==== MATERIAL TO PROCESS

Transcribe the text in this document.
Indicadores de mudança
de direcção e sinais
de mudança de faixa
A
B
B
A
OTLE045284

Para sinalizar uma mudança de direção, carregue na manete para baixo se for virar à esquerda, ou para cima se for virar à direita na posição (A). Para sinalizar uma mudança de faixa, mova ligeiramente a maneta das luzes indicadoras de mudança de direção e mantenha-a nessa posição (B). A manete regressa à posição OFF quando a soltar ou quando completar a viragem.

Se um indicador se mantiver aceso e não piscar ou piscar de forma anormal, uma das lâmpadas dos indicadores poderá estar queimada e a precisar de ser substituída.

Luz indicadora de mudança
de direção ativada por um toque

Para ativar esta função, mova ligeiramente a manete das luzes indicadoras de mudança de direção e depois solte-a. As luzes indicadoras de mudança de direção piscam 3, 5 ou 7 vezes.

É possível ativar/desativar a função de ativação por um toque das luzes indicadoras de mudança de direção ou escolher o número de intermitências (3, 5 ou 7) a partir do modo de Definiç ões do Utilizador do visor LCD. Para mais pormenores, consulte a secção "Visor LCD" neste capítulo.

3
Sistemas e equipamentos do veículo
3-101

========

Looking at the entries above, say how many lines contain the word "toque". Only the number is wanted.

ANSWER FOR THIS EXERCISE: 2